▶ [Problem to work on]:
Below are some records. Pull every line that contains the word "Flow".

▶ [Records]:
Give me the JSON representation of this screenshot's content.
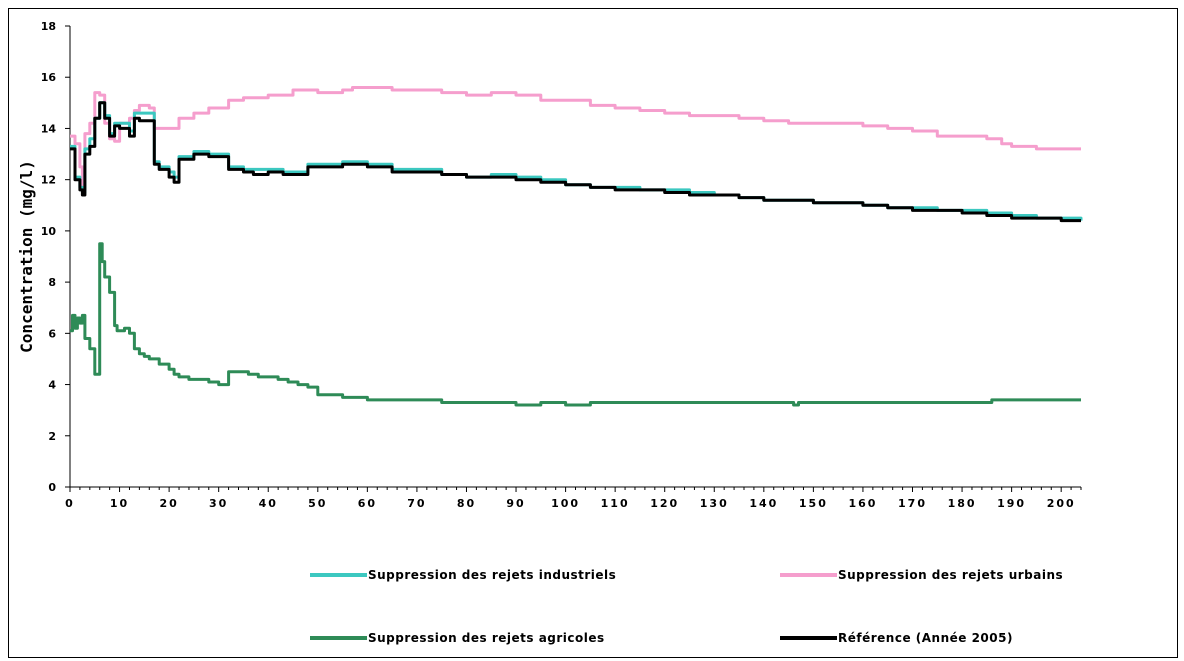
{
  "chart_data": {
    "type": "line",
    "title": "",
    "xlabel": "",
    "ylabel": "Concentration (mg/l)",
    "xlim": [
      0,
      204
    ],
    "ylim": [
      0,
      18
    ],
    "x_ticks": [
      0,
      10,
      20,
      30,
      40,
      50,
      60,
      70,
      80,
      90,
      100,
      110,
      120,
      130,
      140,
      150,
      160,
      170,
      180,
      190,
      200
    ],
    "y_ticks": [
      0,
      2,
      4,
      6,
      8,
      10,
      12,
      14,
      16,
      18
    ],
    "grid": false,
    "legend_position": "bottom",
    "series": [
      {
        "name": "Suppression des rejets  industriels",
        "color": "#3cc8c0",
        "x": [
          0,
          1,
          2,
          2.5,
          3,
          4,
          5,
          6,
          7,
          8,
          9,
          10,
          12,
          13,
          14,
          16,
          17,
          18,
          20,
          21,
          22,
          25,
          28,
          32,
          35,
          37,
          40,
          43,
          48,
          50,
          55,
          60,
          65,
          70,
          75,
          80,
          85,
          90,
          95,
          100,
          105,
          110,
          115,
          120,
          125,
          130,
          135,
          140,
          145,
          150,
          155,
          160,
          165,
          170,
          175,
          180,
          185,
          190,
          195,
          200,
          204
        ],
        "y": [
          13.3,
          12.1,
          11.7,
          11.5,
          13.2,
          13.6,
          14.4,
          15.0,
          14.5,
          13.8,
          14.2,
          14.2,
          13.9,
          14.6,
          14.6,
          14.6,
          12.7,
          12.5,
          12.3,
          12.1,
          12.9,
          13.1,
          13.0,
          12.5,
          12.4,
          12.4,
          12.4,
          12.3,
          12.6,
          12.6,
          12.7,
          12.6,
          12.4,
          12.4,
          12.2,
          12.1,
          12.2,
          12.1,
          12.0,
          11.8,
          11.7,
          11.7,
          11.6,
          11.6,
          11.5,
          11.4,
          11.3,
          11.2,
          11.2,
          11.1,
          11.1,
          11.0,
          10.9,
          10.9,
          10.8,
          10.8,
          10.7,
          10.6,
          10.5,
          10.5,
          10.4
        ]
      },
      {
        "name": "Suppression des rejets urbains",
        "color": "#f59ecd",
        "x": [
          0,
          1,
          2,
          2.5,
          3,
          4,
          5,
          6,
          7,
          8,
          9,
          10,
          12,
          13,
          14,
          16,
          17,
          18,
          20,
          21,
          22,
          25,
          28,
          32,
          35,
          40,
          45,
          50,
          55,
          57,
          60,
          65,
          70,
          75,
          80,
          85,
          90,
          95,
          100,
          105,
          110,
          115,
          120,
          125,
          130,
          135,
          140,
          145,
          150,
          155,
          160,
          165,
          170,
          175,
          180,
          185,
          188,
          190,
          195,
          200,
          204
        ],
        "y": [
          13.7,
          13.4,
          12.5,
          11.6,
          13.8,
          14.2,
          15.4,
          15.3,
          14.2,
          13.6,
          13.5,
          14.2,
          14.4,
          14.7,
          14.9,
          14.8,
          14.0,
          14.0,
          14.0,
          14.0,
          14.4,
          14.6,
          14.8,
          15.1,
          15.2,
          15.3,
          15.5,
          15.4,
          15.5,
          15.6,
          15.6,
          15.5,
          15.5,
          15.4,
          15.3,
          15.4,
          15.3,
          15.1,
          15.1,
          14.9,
          14.8,
          14.7,
          14.6,
          14.5,
          14.5,
          14.4,
          14.3,
          14.2,
          14.2,
          14.2,
          14.1,
          14.0,
          13.9,
          13.7,
          13.7,
          13.6,
          13.4,
          13.3,
          13.2,
          13.2,
          13.2
        ]
      },
      {
        "name": "Suppression des rejets agricoles",
        "color": "#2e8b57",
        "x": [
          0,
          0.5,
          1,
          1.5,
          2,
          2.5,
          3,
          4,
          5,
          5.5,
          6,
          6.5,
          7,
          8,
          9,
          9.5,
          10,
          11,
          12,
          13,
          14,
          15,
          16,
          18,
          20,
          21,
          22,
          24,
          26,
          28,
          30,
          31,
          32,
          34,
          36,
          38,
          40,
          42,
          44,
          46,
          48,
          50,
          55,
          60,
          65,
          70,
          75,
          80,
          85,
          90,
          95,
          100,
          105,
          110,
          115,
          120,
          130,
          140,
          146,
          147,
          150,
          160,
          170,
          180,
          186,
          190,
          195,
          200,
          204
        ],
        "y": [
          6.1,
          6.7,
          6.2,
          6.6,
          6.4,
          6.7,
          5.8,
          5.4,
          4.4,
          4.4,
          9.5,
          8.8,
          8.2,
          7.6,
          6.3,
          6.1,
          6.1,
          6.2,
          6.0,
          5.4,
          5.2,
          5.1,
          5.0,
          4.8,
          4.6,
          4.4,
          4.3,
          4.2,
          4.2,
          4.1,
          4.0,
          4.0,
          4.5,
          4.5,
          4.4,
          4.3,
          4.3,
          4.2,
          4.1,
          4.0,
          3.9,
          3.6,
          3.5,
          3.4,
          3.4,
          3.4,
          3.3,
          3.3,
          3.3,
          3.2,
          3.3,
          3.2,
          3.3,
          3.3,
          3.3,
          3.3,
          3.3,
          3.3,
          3.2,
          3.3,
          3.3,
          3.3,
          3.3,
          3.3,
          3.4,
          3.4,
          3.4,
          3.4,
          3.4
        ]
      },
      {
        "name": "Référence (Année 2005)",
        "color": "#000000",
        "x": [
          0,
          1,
          2,
          2.5,
          3,
          4,
          5,
          6,
          7,
          8,
          9,
          10,
          12,
          13,
          14,
          16,
          17,
          18,
          20,
          21,
          22,
          25,
          28,
          32,
          35,
          37,
          40,
          43,
          48,
          50,
          55,
          60,
          65,
          70,
          75,
          80,
          85,
          90,
          95,
          100,
          105,
          110,
          115,
          120,
          125,
          130,
          135,
          140,
          145,
          150,
          155,
          160,
          165,
          170,
          175,
          180,
          185,
          190,
          195,
          200,
          204
        ],
        "y": [
          13.2,
          12.0,
          11.6,
          11.4,
          13.0,
          13.3,
          14.4,
          15.0,
          14.4,
          13.7,
          14.1,
          14.0,
          13.7,
          14.4,
          14.3,
          14.3,
          12.6,
          12.4,
          12.1,
          11.9,
          12.8,
          13.0,
          12.9,
          12.4,
          12.3,
          12.2,
          12.3,
          12.2,
          12.5,
          12.5,
          12.6,
          12.5,
          12.3,
          12.3,
          12.2,
          12.1,
          12.1,
          12.0,
          11.9,
          11.8,
          11.7,
          11.6,
          11.6,
          11.5,
          11.4,
          11.4,
          11.3,
          11.2,
          11.2,
          11.1,
          11.1,
          11.0,
          10.9,
          10.8,
          10.8,
          10.7,
          10.6,
          10.5,
          10.5,
          10.4,
          10.4
        ]
      }
    ]
  }
}
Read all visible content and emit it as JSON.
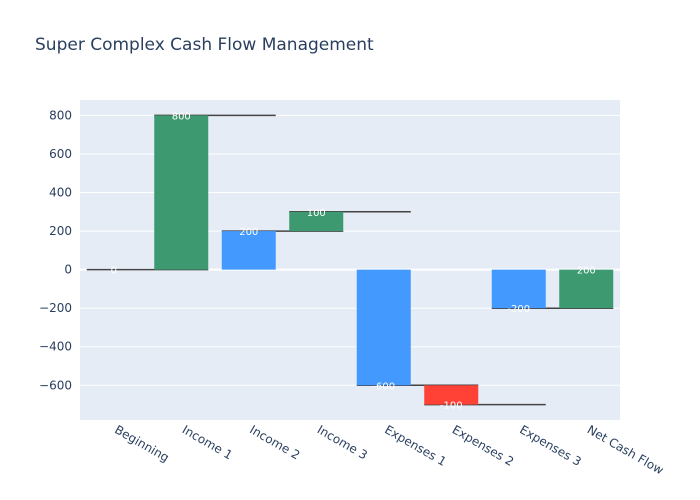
{
  "chart_data": {
    "type": "bar",
    "title": "Super Complex Cash Flow Management",
    "xlabel": "",
    "ylabel": "",
    "categories": [
      "Beginning",
      "Income 1",
      "Income 2",
      "Income 3",
      "Expenses 1",
      "Expenses 2",
      "Expenses 3",
      "Net Cash Flow"
    ],
    "bars": [
      {
        "base": 0,
        "top": 0,
        "label": "0",
        "color": "#3d9970"
      },
      {
        "base": 0,
        "top": 800,
        "label": "800",
        "color": "#3d9970"
      },
      {
        "base": 0,
        "top": 200,
        "label": "200",
        "color": "#4499ff"
      },
      {
        "base": 200,
        "top": 300,
        "label": "100",
        "color": "#3d9970"
      },
      {
        "base": 0,
        "top": -600,
        "label": "-600",
        "color": "#4499ff"
      },
      {
        "base": -600,
        "top": -700,
        "label": "-100",
        "color": "#ff4136"
      },
      {
        "base": 0,
        "top": -200,
        "label": "-200",
        "color": "#4499ff"
      },
      {
        "base": -200,
        "top": 0,
        "label": "200",
        "color": "#3d9970"
      }
    ],
    "connectors": [
      {
        "from": 0,
        "to": 1,
        "y": 0
      },
      {
        "from": 1,
        "to": 2,
        "y": 800
      },
      {
        "from": 2,
        "to": 3,
        "y": 200
      },
      {
        "from": 3,
        "to": 4,
        "y": 300
      },
      {
        "from": 4,
        "to": 5,
        "y": -600
      },
      {
        "from": 5,
        "to": 6,
        "y": -700
      },
      {
        "from": 6,
        "to": 7,
        "y": -200
      }
    ],
    "y_ticks": [
      800,
      600,
      400,
      200,
      0,
      -200,
      -400,
      -600
    ],
    "y_tick_labels": [
      "800",
      "600",
      "400",
      "200",
      "0",
      "−200",
      "−400",
      "−600"
    ],
    "ylim": [
      -780,
      880
    ],
    "grid": true,
    "legend": "none",
    "colors": {
      "plot_bg": "#e5ecf6",
      "grid": "#ffffff",
      "connector": "#444444",
      "text": "#2a3f5f"
    }
  }
}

▶ [Exercise result]:
    "title": "Super Complex Cash Flow Management",
      "Net Cash Flow"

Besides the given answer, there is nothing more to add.